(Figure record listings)
▽

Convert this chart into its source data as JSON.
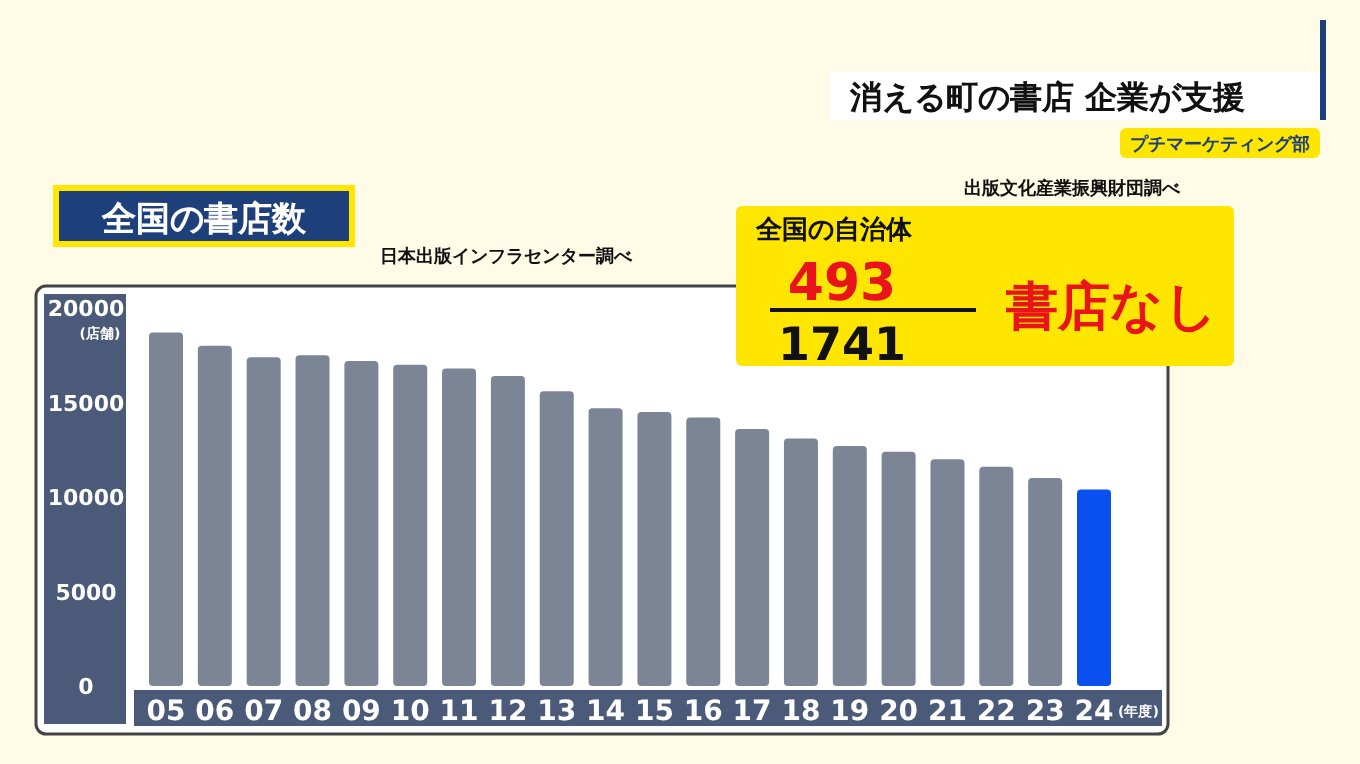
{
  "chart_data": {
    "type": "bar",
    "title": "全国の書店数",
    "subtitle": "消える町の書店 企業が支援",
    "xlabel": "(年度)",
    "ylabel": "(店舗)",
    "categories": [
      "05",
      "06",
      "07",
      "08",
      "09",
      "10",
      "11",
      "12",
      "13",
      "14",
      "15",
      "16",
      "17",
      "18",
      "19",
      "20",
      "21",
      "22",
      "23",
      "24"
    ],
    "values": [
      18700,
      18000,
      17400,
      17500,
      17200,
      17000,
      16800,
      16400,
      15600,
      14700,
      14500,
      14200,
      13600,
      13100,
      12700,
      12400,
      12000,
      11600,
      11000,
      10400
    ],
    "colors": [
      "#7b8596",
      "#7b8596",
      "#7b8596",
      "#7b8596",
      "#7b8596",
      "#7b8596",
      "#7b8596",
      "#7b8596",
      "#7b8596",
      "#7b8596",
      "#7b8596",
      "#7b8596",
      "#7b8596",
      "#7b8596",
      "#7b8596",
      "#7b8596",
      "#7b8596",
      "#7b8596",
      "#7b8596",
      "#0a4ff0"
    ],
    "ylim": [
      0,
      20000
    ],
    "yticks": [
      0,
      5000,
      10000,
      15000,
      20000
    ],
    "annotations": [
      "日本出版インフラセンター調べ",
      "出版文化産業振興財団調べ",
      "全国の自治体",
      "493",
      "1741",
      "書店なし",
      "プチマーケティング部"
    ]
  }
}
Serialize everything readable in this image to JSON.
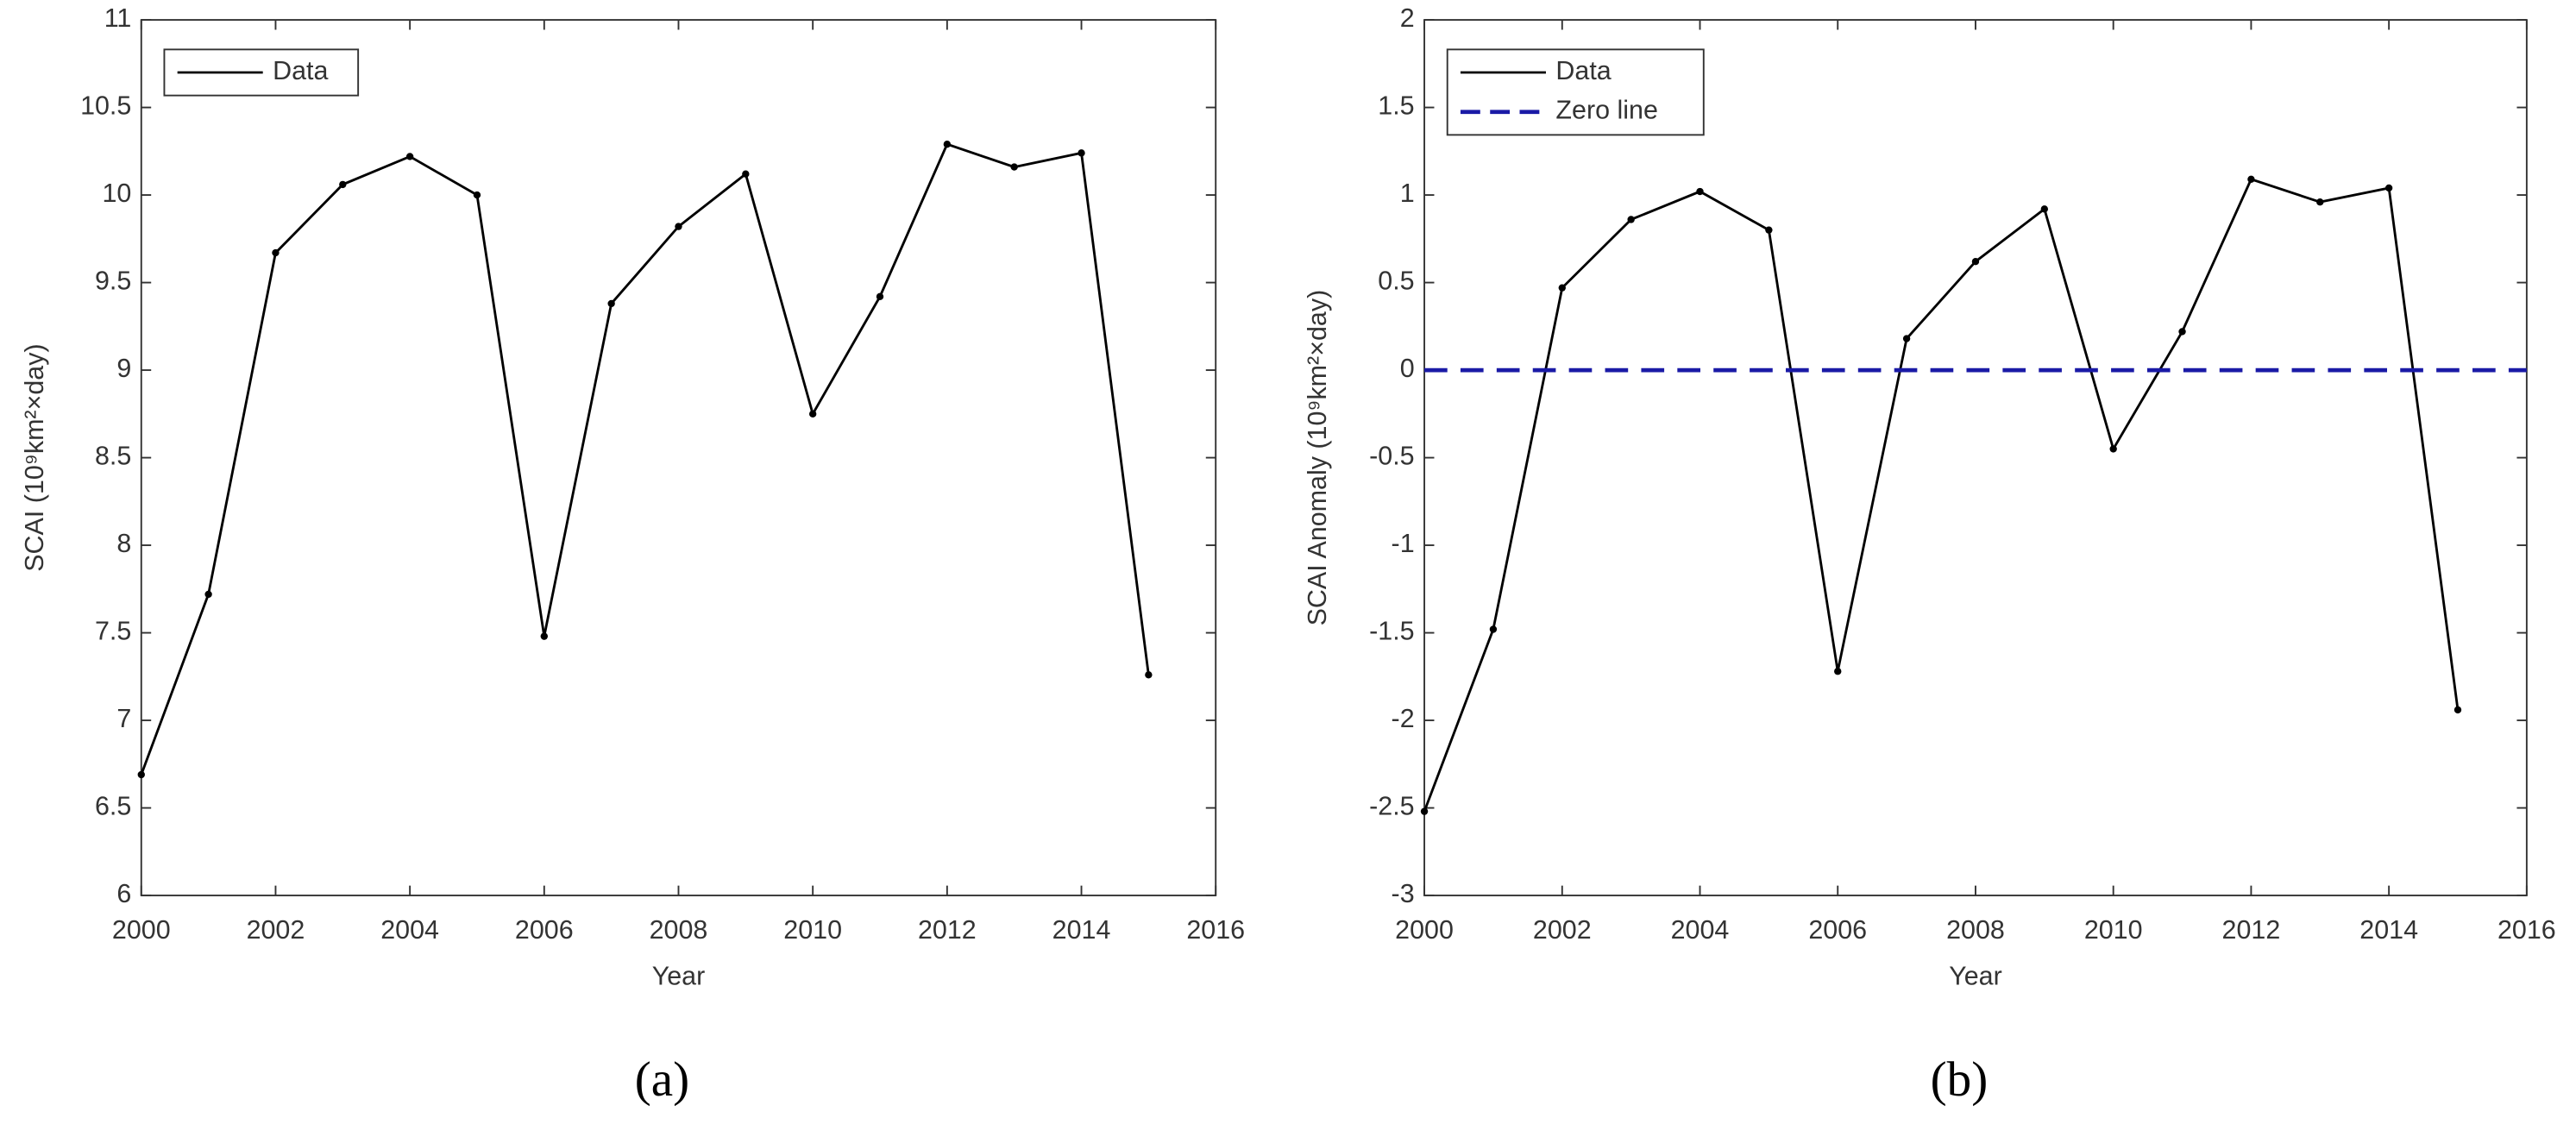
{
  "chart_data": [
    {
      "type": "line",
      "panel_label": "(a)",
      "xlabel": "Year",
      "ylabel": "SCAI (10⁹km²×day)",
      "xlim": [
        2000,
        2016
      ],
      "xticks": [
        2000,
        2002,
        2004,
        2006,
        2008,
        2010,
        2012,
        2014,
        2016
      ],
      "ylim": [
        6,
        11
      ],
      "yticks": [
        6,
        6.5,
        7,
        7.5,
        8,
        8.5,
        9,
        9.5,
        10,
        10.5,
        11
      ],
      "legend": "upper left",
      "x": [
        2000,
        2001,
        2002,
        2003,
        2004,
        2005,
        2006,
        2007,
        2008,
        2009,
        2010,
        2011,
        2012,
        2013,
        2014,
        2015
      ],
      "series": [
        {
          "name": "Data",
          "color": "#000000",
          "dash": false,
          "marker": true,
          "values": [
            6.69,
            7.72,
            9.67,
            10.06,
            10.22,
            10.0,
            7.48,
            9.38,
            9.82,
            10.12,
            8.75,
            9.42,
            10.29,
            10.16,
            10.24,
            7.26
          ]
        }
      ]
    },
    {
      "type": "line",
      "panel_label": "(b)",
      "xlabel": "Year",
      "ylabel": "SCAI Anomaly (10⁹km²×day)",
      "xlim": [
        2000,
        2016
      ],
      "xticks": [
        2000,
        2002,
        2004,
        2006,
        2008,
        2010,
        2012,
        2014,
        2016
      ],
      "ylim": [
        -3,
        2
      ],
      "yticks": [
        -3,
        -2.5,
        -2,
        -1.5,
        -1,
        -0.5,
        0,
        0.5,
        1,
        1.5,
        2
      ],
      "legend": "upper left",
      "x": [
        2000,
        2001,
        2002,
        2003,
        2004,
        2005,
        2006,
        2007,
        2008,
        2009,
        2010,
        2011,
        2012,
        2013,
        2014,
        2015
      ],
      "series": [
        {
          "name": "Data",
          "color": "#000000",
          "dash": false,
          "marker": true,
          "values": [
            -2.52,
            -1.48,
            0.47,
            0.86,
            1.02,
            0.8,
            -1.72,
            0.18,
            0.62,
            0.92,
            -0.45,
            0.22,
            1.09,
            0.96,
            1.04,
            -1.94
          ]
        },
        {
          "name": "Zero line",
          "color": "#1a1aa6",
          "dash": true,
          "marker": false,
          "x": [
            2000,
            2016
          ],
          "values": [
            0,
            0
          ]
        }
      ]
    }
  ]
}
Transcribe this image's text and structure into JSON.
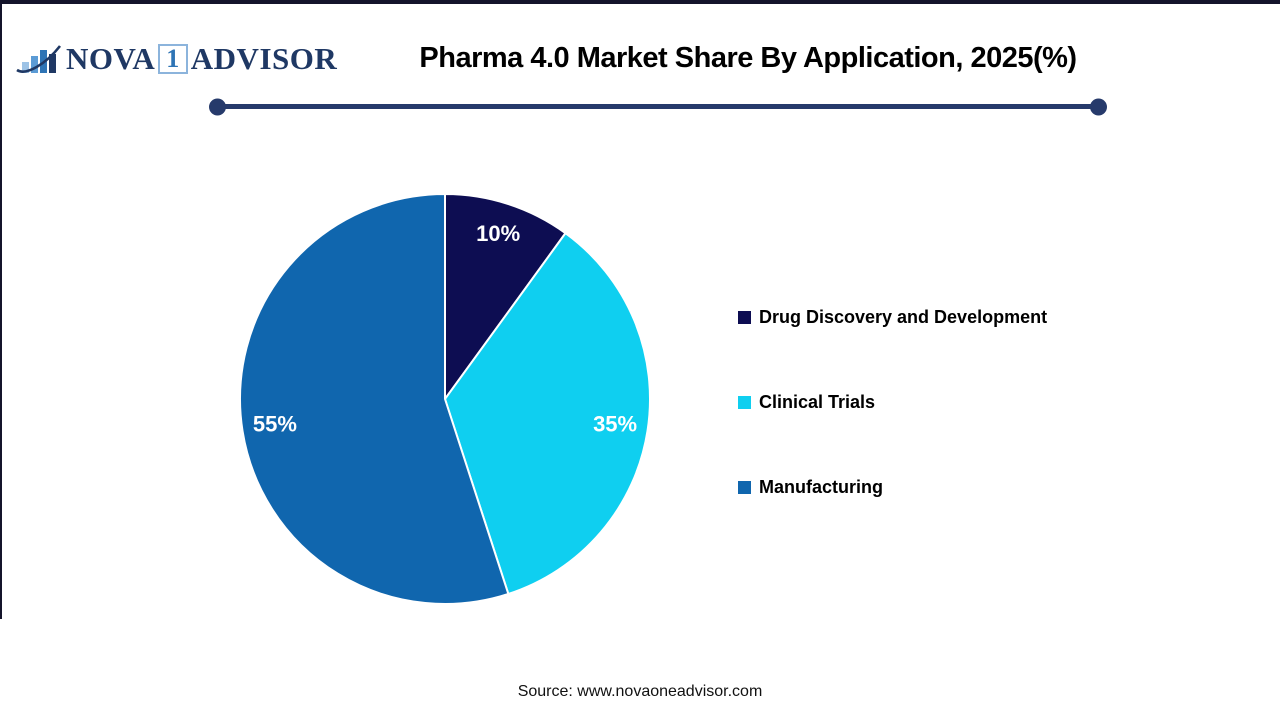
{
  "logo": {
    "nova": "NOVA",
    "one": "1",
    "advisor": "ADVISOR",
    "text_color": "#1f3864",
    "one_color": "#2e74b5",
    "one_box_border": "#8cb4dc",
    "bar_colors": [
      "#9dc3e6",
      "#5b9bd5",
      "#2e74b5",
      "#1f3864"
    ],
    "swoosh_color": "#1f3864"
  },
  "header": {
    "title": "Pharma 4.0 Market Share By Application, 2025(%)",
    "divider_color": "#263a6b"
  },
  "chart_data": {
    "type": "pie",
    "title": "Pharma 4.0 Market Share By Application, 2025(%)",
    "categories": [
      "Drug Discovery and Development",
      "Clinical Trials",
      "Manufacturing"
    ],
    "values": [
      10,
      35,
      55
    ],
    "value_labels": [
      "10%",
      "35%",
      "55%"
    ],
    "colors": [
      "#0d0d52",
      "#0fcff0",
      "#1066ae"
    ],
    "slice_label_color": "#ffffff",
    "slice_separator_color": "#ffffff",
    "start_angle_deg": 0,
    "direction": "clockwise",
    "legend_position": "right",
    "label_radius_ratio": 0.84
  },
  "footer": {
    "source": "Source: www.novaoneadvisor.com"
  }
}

△

> Directions for this task
Within the entries above, work out how many lines contain the word "ffffff". The number alone is the answer.

> Expected output
2